┌──
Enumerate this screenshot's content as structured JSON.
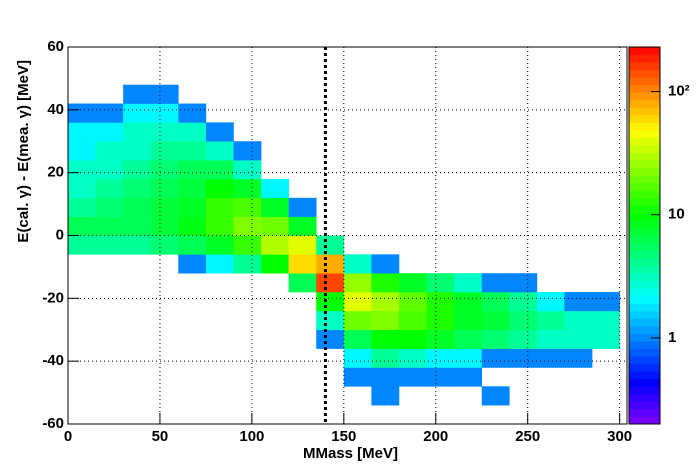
{
  "chart_data": {
    "type": "hist2d",
    "x_label": "MMass [MeV]",
    "y_label": "E(cal. γ) - E(mea. γ) [MeV]",
    "xlim": [
      0,
      304
    ],
    "ylim": [
      -60,
      60
    ],
    "xticks": [
      0,
      50,
      100,
      150,
      200,
      250,
      300
    ],
    "yticks": [
      -60,
      -40,
      -20,
      0,
      20,
      40,
      60
    ],
    "grid": true,
    "marker_x": 140,
    "zlim": [
      0.2,
      230
    ],
    "zlog": true,
    "palette": "rainbow",
    "zticks": [
      1,
      10,
      {
        "value": 100,
        "label": "10²"
      }
    ],
    "xbins": [
      0,
      15,
      30,
      45,
      60,
      75,
      90,
      105,
      120,
      135,
      150,
      165,
      180,
      195,
      210,
      225,
      240,
      255,
      270,
      285,
      300
    ],
    "ybins": [
      -60,
      -54,
      -48,
      -42,
      -36,
      -30,
      -24,
      -18,
      -12,
      -6,
      0,
      6,
      12,
      18,
      24,
      30,
      36,
      42,
      48,
      54,
      60
    ],
    "values": [
      [
        0,
        0,
        0,
        0,
        0,
        0,
        0,
        0,
        0,
        4,
        6,
        4,
        3,
        3,
        2,
        2,
        1,
        0,
        0,
        0
      ],
      [
        0,
        0,
        0,
        0,
        0,
        0,
        0,
        0,
        0,
        4,
        6,
        5,
        4,
        3,
        3,
        2,
        1,
        0,
        0,
        0
      ],
      [
        0,
        0,
        0,
        0,
        0,
        0,
        0,
        0,
        0,
        4,
        6,
        6,
        5,
        4,
        3,
        3,
        2,
        1,
        0,
        0
      ],
      [
        0,
        0,
        0,
        0,
        0,
        0,
        0,
        0,
        0,
        5,
        7,
        7,
        6,
        5,
        4,
        3,
        2,
        1,
        0,
        0
      ],
      [
        0,
        0,
        0,
        0,
        0,
        0,
        0,
        0,
        1,
        6,
        9,
        8,
        7,
        6,
        4,
        3,
        1,
        0,
        0,
        0
      ],
      [
        0,
        0,
        0,
        0,
        0,
        0,
        0,
        0,
        2,
        8,
        14,
        14,
        10,
        6,
        3,
        1,
        0,
        0,
        0,
        0
      ],
      [
        0,
        0,
        0,
        0,
        0,
        0,
        0,
        0,
        4,
        14,
        22,
        16,
        8,
        3,
        1,
        0,
        0,
        0,
        0,
        0
      ],
      [
        0,
        0,
        0,
        0,
        0,
        0,
        0,
        0,
        10,
        30,
        20,
        8,
        2,
        0,
        0,
        0,
        0,
        0,
        0,
        0
      ],
      [
        0,
        0,
        0,
        0,
        0,
        0,
        0,
        6,
        60,
        40,
        8,
        1,
        0,
        0,
        0,
        0,
        0,
        0,
        0,
        0
      ],
      [
        0,
        0,
        0,
        0,
        1,
        3,
        10,
        150,
        80,
        4,
        0,
        0,
        0,
        0,
        0,
        0,
        0,
        0,
        0,
        0
      ],
      [
        0,
        0,
        1,
        2,
        6,
        20,
        40,
        25,
        3,
        0,
        0,
        0,
        0,
        0,
        0,
        0,
        0,
        0,
        0,
        0
      ],
      [
        0,
        1,
        1,
        4,
        10,
        22,
        28,
        12,
        1,
        0,
        0,
        0,
        0,
        0,
        0,
        0,
        0,
        0,
        0,
        0
      ],
      [
        0,
        0,
        1,
        3,
        10,
        16,
        18,
        8,
        0,
        0,
        0,
        0,
        0,
        0,
        0,
        0,
        0,
        0,
        0,
        0
      ],
      [
        0,
        0,
        1,
        2,
        8,
        12,
        12,
        5,
        0,
        0,
        0,
        0,
        0,
        0,
        0,
        0,
        0,
        0,
        0,
        0
      ],
      [
        0,
        0,
        1,
        2,
        6,
        8,
        8,
        3,
        0,
        0,
        0,
        0,
        0,
        0,
        0,
        0,
        0,
        0,
        0,
        0
      ],
      [
        0,
        1,
        0,
        1,
        5,
        7,
        6,
        1,
        0,
        0,
        0,
        0,
        0,
        0,
        0,
        0,
        0,
        0,
        0,
        0
      ],
      [
        0,
        0,
        0,
        1,
        4,
        5,
        4,
        1,
        0,
        0,
        0,
        0,
        0,
        0,
        0,
        0,
        0,
        0,
        0,
        0
      ],
      [
        0,
        0,
        0,
        1,
        3,
        4,
        2,
        0,
        0,
        0,
        0,
        0,
        0,
        0,
        0,
        0,
        0,
        0,
        0,
        0
      ],
      [
        0,
        0,
        0,
        1,
        3,
        3,
        1,
        0,
        0,
        0,
        0,
        0,
        0,
        0,
        0,
        0,
        0,
        0,
        0,
        0
      ],
      [
        0,
        0,
        0,
        0,
        3,
        3,
        1,
        0,
        0,
        0,
        0,
        0,
        0,
        0,
        0,
        0,
        0,
        0,
        0,
        0
      ]
    ]
  }
}
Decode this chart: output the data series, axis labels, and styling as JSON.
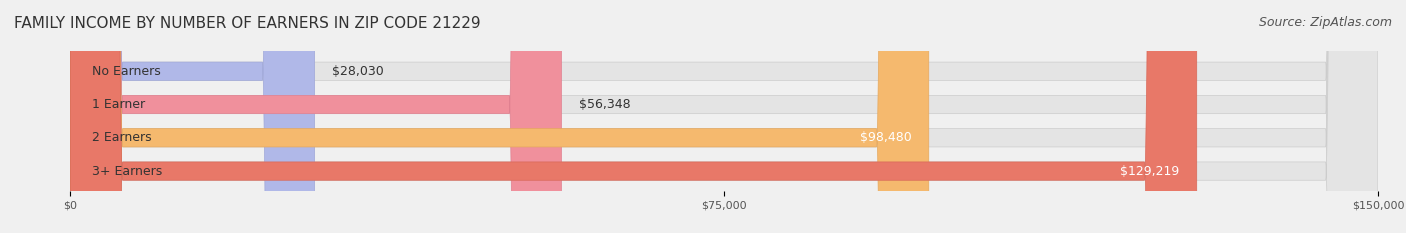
{
  "title": "FAMILY INCOME BY NUMBER OF EARNERS IN ZIP CODE 21229",
  "source": "Source: ZipAtlas.com",
  "categories": [
    "No Earners",
    "1 Earner",
    "2 Earners",
    "3+ Earners"
  ],
  "values": [
    28030,
    56348,
    98480,
    129219
  ],
  "labels": [
    "$28,030",
    "$56,348",
    "$98,480",
    "$129,219"
  ],
  "bar_colors": [
    "#b0b8e8",
    "#f0909c",
    "#f5b96e",
    "#e87868"
  ],
  "bar_edge_colors": [
    "#a0a8d8",
    "#e08090",
    "#e5a85e",
    "#d86858"
  ],
  "background_color": "#f0f0f0",
  "bar_bg_color": "#e8e8e8",
  "xlim": [
    0,
    150000
  ],
  "xticks": [
    0,
    75000,
    150000
  ],
  "xtick_labels": [
    "$0",
    "$75,000",
    "$150,000"
  ],
  "title_fontsize": 11,
  "source_fontsize": 9,
  "label_fontsize": 9,
  "category_fontsize": 9,
  "bar_height": 0.55,
  "label_inside_threshold": 80000
}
└──
Problem statement:
Looking at the listing above, count the lines that contain "JSON" and give nothing but the number.

Answer to this exercise:
2